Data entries

---

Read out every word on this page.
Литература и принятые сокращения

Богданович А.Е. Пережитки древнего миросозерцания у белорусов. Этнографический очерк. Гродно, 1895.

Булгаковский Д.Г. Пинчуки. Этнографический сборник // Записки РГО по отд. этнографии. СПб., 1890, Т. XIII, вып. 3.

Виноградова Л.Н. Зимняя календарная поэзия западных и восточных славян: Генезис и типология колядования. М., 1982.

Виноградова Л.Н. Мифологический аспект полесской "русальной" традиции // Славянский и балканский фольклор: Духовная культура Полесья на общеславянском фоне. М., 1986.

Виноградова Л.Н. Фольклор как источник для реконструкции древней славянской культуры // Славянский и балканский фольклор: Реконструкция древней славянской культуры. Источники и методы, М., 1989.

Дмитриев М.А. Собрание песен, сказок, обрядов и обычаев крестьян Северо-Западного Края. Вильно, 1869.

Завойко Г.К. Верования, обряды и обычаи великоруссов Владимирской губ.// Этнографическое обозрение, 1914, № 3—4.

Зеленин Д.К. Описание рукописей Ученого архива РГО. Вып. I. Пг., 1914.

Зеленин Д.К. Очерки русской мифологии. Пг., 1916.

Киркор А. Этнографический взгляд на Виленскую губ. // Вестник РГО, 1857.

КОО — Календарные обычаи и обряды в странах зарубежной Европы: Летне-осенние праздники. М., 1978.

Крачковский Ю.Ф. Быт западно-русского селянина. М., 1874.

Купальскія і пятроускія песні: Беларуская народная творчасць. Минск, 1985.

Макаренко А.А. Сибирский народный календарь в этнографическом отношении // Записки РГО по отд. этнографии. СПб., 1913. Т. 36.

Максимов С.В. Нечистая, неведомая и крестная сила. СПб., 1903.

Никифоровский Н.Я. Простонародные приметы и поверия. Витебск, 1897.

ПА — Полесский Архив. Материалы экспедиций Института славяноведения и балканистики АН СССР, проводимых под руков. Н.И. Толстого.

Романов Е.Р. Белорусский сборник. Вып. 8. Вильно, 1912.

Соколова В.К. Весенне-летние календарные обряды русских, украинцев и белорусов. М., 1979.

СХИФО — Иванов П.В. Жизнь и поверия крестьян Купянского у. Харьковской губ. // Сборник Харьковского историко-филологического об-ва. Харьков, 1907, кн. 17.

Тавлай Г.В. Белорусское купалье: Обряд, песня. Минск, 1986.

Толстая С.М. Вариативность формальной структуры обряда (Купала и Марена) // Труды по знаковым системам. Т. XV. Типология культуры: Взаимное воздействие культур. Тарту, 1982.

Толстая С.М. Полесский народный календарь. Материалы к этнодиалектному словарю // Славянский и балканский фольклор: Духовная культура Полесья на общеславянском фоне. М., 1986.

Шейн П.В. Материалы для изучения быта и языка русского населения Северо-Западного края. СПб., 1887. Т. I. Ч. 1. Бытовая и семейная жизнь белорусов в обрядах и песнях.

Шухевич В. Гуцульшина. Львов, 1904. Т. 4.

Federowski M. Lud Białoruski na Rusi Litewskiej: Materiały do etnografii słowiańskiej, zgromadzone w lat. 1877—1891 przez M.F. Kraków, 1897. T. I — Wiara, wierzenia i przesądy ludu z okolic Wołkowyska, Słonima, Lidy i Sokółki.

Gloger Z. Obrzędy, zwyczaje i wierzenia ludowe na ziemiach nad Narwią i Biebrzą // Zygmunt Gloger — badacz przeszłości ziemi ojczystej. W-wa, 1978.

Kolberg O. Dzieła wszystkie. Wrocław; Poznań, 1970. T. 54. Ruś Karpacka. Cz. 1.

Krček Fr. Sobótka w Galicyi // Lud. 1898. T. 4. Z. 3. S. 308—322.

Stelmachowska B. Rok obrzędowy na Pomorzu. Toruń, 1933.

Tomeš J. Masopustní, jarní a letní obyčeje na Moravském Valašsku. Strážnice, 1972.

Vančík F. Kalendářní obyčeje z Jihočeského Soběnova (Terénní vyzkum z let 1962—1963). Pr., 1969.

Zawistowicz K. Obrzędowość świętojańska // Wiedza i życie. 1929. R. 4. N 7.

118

---

Request
Retype the records in full. Keep every line identical to the original.

Written solution
Read out every word on this page.
Литература и принятые сокращения

Богданович А.Е. Пережитки древнего миросозерцания у белорусов. Этнографический очерк. Гродно, 1895.

Булгаковский Д.Г. Пинчуки. Этнографический сборник // Записки РГО по отд. этнографии. СПб., 1890, Т. XIII, вып. 3.

Виноградова Л.Н. Зимняя календарная поэзия западных и восточных славян: Генезис и типология колядования. М., 1982.

Виноградова Л.Н. Мифологический аспект полесской "русальной" традиции // Славянский и балканский фольклор: Духовная культура Полесья на общеславянском фоне. М., 1986.

Виноградова Л.Н. Фольклор как источник для реконструкции древней славянской культуры // Славянский и балканский фольклор: Реконструкция древней славянской культуры. Источники и методы, М., 1989.

Дмитриев М.А. Собрание песен, сказок, обрядов и обычаев крестьян Северо-Западного Края. Вильно, 1869.

Завойко Г.К. Верования, обряды и обычаи великоруссов Владимирской губ.// Этнографическое обозрение, 1914, № 3—4.

Зеленин Д.К. Описание рукописей Ученого архива РГО. Вып. I. Пг., 1914.

Зеленин Д.К. Очерки русской мифологии. Пг., 1916.

Киркор А. Этнографический взгляд на Виленскую губ. // Вестник РГО, 1857.

КОО — Календарные обычаи и обряды в странах зарубежной Европы: Летне-осенние праздники. М., 1978.

Крачковский Ю.Ф. Быт западно-русского селянина. М., 1874.

Купальскія і пятроускія песні: Беларуская народная творчасць. Минск, 1985.

Макаренко А.А. Сибирский народный календарь в этнографическом отношении // Записки РГО по отд. этнографии. СПб., 1913. Т. 36.

Максимов С.В. Нечистая, неведомая и крестная сила. СПб., 1903.

Никифоровский Н.Я. Простонародные приметы и поверия. Витебск, 1897.

ПА — Полесский Архив. Материалы экспедиций Института славяноведения и балканистики АН СССР, проводимых под руков. Н.И. Толстого.

Романов Е.Р. Белорусский сборник. Вып. 8. Вильно, 1912.

Соколова В.К. Весенне-летние календарные обряды русских, украинцев и белорусов. М., 1979.

СХИФО — Иванов П.В. Жизнь и поверия крестьян Купянского у. Харьковской губ. // Сборник Харьковского историко-филологического об-ва. Харьков, 1907, кн. 17.

Тавлай Г.В. Белорусское купалье: Обряд, песня. Минск, 1986.

Толстая С.М. Вариативность формальной структуры обряда (Купала и Марена) // Труды по знаковым системам. Т. XV. Типология культуры: Взаимное воздействие культур. Тарту, 1982.

Толстая С.М. Полесский народный календарь. Материалы к этнодиалектному словарю // Славянский и балканский фольклор: Духовная культура Полесья на общеславянском фоне. М., 1986.

Шейн П.В. Материалы для изучения быта и языка русского населения Северо-Западного края. СПб., 1887. Т. I. Ч. 1. Бытовая и семейная жизнь белорусов в обрядах и песнях.

Шухевич В. Гуцульшина. Львов, 1904. Т. 4.

Federowski M. Lud Białoruski na Rusi Litewskiej: Materiały do etnografii słowiańskiej, zgromadzone w lat. 1877—1891 przez M.F. Kraków, 1897. T. I — Wiara, wierzenia i przesądy ludu z okolic Wołkowyska, Słonima, Lidy i Sokółki.

Gloger Z. Obrzędy, zwyczaje i wierzenia ludowe na ziemiach nad Narwią i Biebrzą // Zygmunt Gloger — badacz przeszłości ziemi ojczystej. W-wa, 1978.

Kolberg O. Dzieła wszystkie. Wrocław; Poznań, 1970. T. 54. Ruś Karpacka. Cz. 1.

Krček Fr. Sobótka w Galicyi // Lud. 1898. T. 4. Z. 3. S. 308—322.

Stelmachowska B. Rok obrzędowy na Pomorzu. Toruń, 1933.

Tomeš J. Masopustní, jarní a letní obyčeje na Moravském Valašsku. Strážnice, 1972.

Vančík F. Kalendářní obyčeje z Jihočeského Soběnova (Terénní vyzkum z let 1962—1963). Pr., 1969.

Zawistowicz K. Obrzędowość świętojańska // Wiedza i życie. 1929. R. 4. N 7.

118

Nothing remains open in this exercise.